Bereitgestellter Text =
● ● ● ● ● ● ●

Es ist jedoch fraglich, wie lange diese Leistung kostendeckend erbracht werden kann, wenn die Politik weiterhin ordnungspolitisch in den Markt eingreift. Bereits heute ist ein deutlicher Vermittlerschwund feststellbar, der sich durch weitere Maßnahmen weiter verschärfen wird.

Angesichts der bereits erfolgten Regulierungsmaßnahmen fordert der BVK die politischen Entscheidungsträger auf, keine weiteren gesetzlichen Einschnitte vorzunehmen.

2. Vergütung

Der bürokratische Aufwand in den Betrieben wächst durch die Regulierung von Jahr zu Jahr. Gleichzeitig wurden die Abschlussprovisionssätze für Vermittler je nach Vertriebsweg signifikant gesenkt. Die durchschnittlichen Provisionen beim Neuvertrieb lagen zuletzt bei 2,67 Prozent, und damit ziemlich nah an der Zielmarke von 2,5 Prozent, die bei dem nun beabsichtigten Provisionsdeckel angestrebt wird. Laut Referentenentwurf des BMF sollen Vermittler weitere 1,5 Prozent zusätzlich bei der Einhaltung bestimmter Qualitätsmaßstäbe bekommen können, beispielsweise bei einer niedrigen Stornoquote und zufriedenen Kunden.

Der BVK hat sich stets für gute und qualifizierte Beratung der Vermittler eingesetzt. Die angesprochene niedrige Beschwerdequote über Vermittler zeigt, dass die bisherigen freien Marktmechanismen funktionieren. Aus unserer Sicht kann eine Begrenzung der Provisionen kontraproduktiv auf die Beratungsqualität wirken.

Als Unternehmer müssen Vermittler stets auch die betriebswirtschaftliche Tragfähigkeit ihres Unternehmens im Blick behalten. Sofern eine kostendeckende Beratung von z. B. beratungsintensiven Lebensversicherungsprodukten nicht mehr möglich erscheint, werden viele Vermittler zunehmend auf andere Sparten und Bereiche ausweichen, was wiederum der privaten Altersvorsorge und dem Kampf gegen Altersarmut einen Bärendienst erweisen wird.

Wir fordern den Gesetzgeber auf, die Pläne zur Deckelung von Abschlussprovisionen zu verwerfen, da kein Marktversagen vorliegt und die Auswirkungen kontraproduktiv sind. Vermittler benötigen eine auskömmliche Vergütung, um ihre Kunden auch weiterhin bedarfsgerecht beraten zu können.

3. Unternehmertum

Vor dem Hintergrund der sich stark wandelnden Rahmenbedingungen wird für Versicherungsvermittler das Thema Unternehmertum im Wettbewerb zukünftig von zentraler Bedeutung sein. Es reicht nicht mehr aus, nur noch ein guter Berater zu sein. Mit dem Selbstverständnis des selbständigen Unternehmers müssen Vermittler ihre Zahlen und ihre Betriebe stets hinterfragen und unter Umständen neu ausrichten und unternehmerische Chancen ergreifen. Der BVK bietet seinen Mitgliedern hierbei eine umfassende Unterstützung an.

● ● ● ● ● ● ●

Bereitgestellte Daten =

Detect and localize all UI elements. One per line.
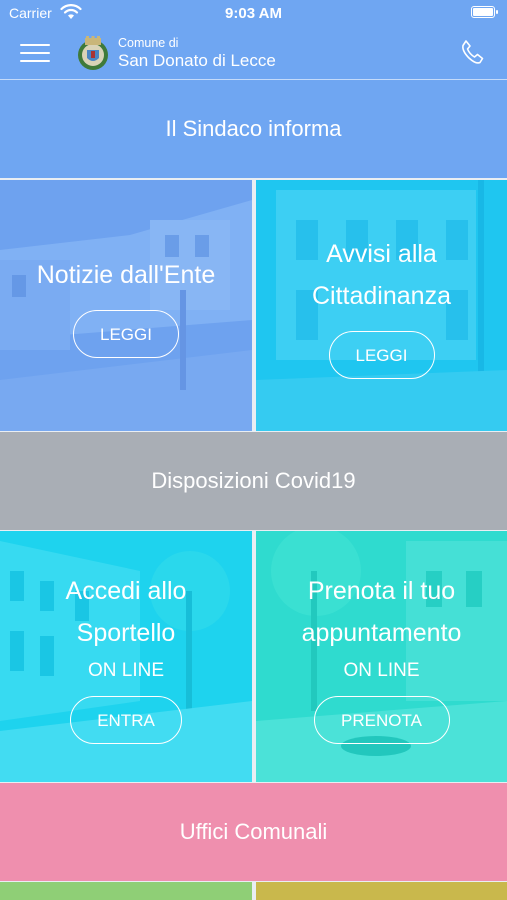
- app-screen: Carrier 9:03 AM Comune di San Donato di …: [0, 0, 507, 900]
- phone-icon[interactable]: [457, 37, 489, 69]
- avvisi-content: Avvisi alla Cittadinanza LEGGI: [256, 180, 507, 431]
- top-bar: Carrier 9:03 AM Comune di San Donato di …: [0, 0, 507, 80]
- notizie-leggi-button[interactable]: LEGGI: [73, 309, 179, 358]
- bottom-tile-left[interactable]: [0, 882, 252, 900]
- uffici-comunali-row[interactable]: Uffici Comunali: [0, 783, 507, 881]
- battery-icon: [471, 6, 498, 18]
- prenota-content: Prenota il tuo appuntamento ON LINE PREN…: [256, 531, 507, 782]
- covid-row[interactable]: Disposizioni Covid19: [0, 432, 507, 530]
- avvisi-title-line2: Cittadinanza: [312, 281, 451, 310]
- accedi-title-line1: Accedi allo: [65, 576, 187, 605]
- uffici-comunali-label: Uffici Comunali: [179, 819, 328, 844]
- avvisi-title-line1: Avvisi alla: [326, 239, 437, 268]
- menu-icon[interactable]: [20, 42, 50, 64]
- status-bar: Carrier 9:03 AM: [0, 0, 507, 28]
- sindaco-informa-row[interactable]: Il Sindaco informa: [0, 80, 507, 178]
- covid-label: Disposizioni Covid19: [151, 468, 356, 493]
- nav-bar: Comune di San Donato di Lecce: [0, 28, 507, 80]
- prenota-title-line1: Prenota il tuo: [307, 576, 456, 605]
- accedi-title-line2: Sportello: [76, 618, 176, 647]
- clock-time: 9:03 AM: [225, 5, 282, 22]
- prenota-tile[interactable]: Prenota il tuo appuntamento ON LINE PREN…: [256, 531, 507, 782]
- notizie-content: Notizie dall'Ente LEGGI: [0, 180, 252, 431]
- notizie-title: Notizie dall'Ente: [36, 260, 216, 289]
- sindaco-informa-label: Il Sindaco informa: [165, 116, 342, 141]
- accedi-content: Accedi allo Sportello ON LINE ENTRA: [0, 531, 252, 782]
- prenota-button[interactable]: PRENOTA: [313, 695, 450, 744]
- comune-label: Comune di: [118, 36, 179, 50]
- accedi-entra-button[interactable]: ENTRA: [70, 695, 182, 744]
- avvisi-tile[interactable]: Avvisi alla Cittadinanza LEGGI: [256, 180, 507, 431]
- comune-name: San Donato di Lecce: [118, 51, 276, 70]
- prenota-title-line2: appuntamento: [301, 618, 462, 647]
- prenota-subtitle: ON LINE: [343, 659, 420, 681]
- bottom-tile-right[interactable]: [256, 882, 507, 900]
- avvisi-leggi-button[interactable]: LEGGI: [328, 330, 435, 379]
- notizie-tile[interactable]: Notizie dall'Ente LEGGI: [0, 180, 252, 431]
- accedi-subtitle: ON LINE: [87, 659, 165, 681]
- crest-icon: [78, 36, 108, 70]
- accedi-tile[interactable]: Accedi allo Sportello ON LINE ENTRA: [0, 531, 252, 782]
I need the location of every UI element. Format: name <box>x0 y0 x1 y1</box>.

● ● ● ● ● ● ●

Gegebene Aufgabe A =
Nenne sämtliche Prozentangaben aus dem Text zur Vermittlerregulierung.
Gegebene Aufgabe B =
Übersetze den Satz „Der BVK hat sich stets für gute und qualifizierte Beratung der Vermittler eingesetzt.“ aus dem Text zur Vermittlerregulierung ins Englische.
Gegebene Aufgabe C =
Benenne im Text zur Vermittlerregulierung „Vermittler“ in „Makler“ um und gib dabei alles von „Als Unternehmer müssen“ bis hinunter zu „Bärendienst erweisen wird.“ wieder.

Vollständige Antwort A =
2,67 Prozent
2,5 Prozent
1,5 Prozent

Vollständige Antwort B =
The BVK has always advocated for good and qualified advice from intermediaries.

Vollständige Antwort C =
Als Unternehmer müssen Makler stets auch die betriebswirtschaftliche Tragfähigkeit ihres Unternehmens im Blick behalten. Sofern eine kostendeckende Beratung von z. B. beratungsintensiven Lebensversicherungsprodukten nicht mehr möglich erscheint, werden viele Makler zunehmend auf andere Sparten und Bereiche ausweichen, was wiederum der privaten Altersvorsorge und dem Kampf gegen Altersarmut einen Bärendienst erweisen wird.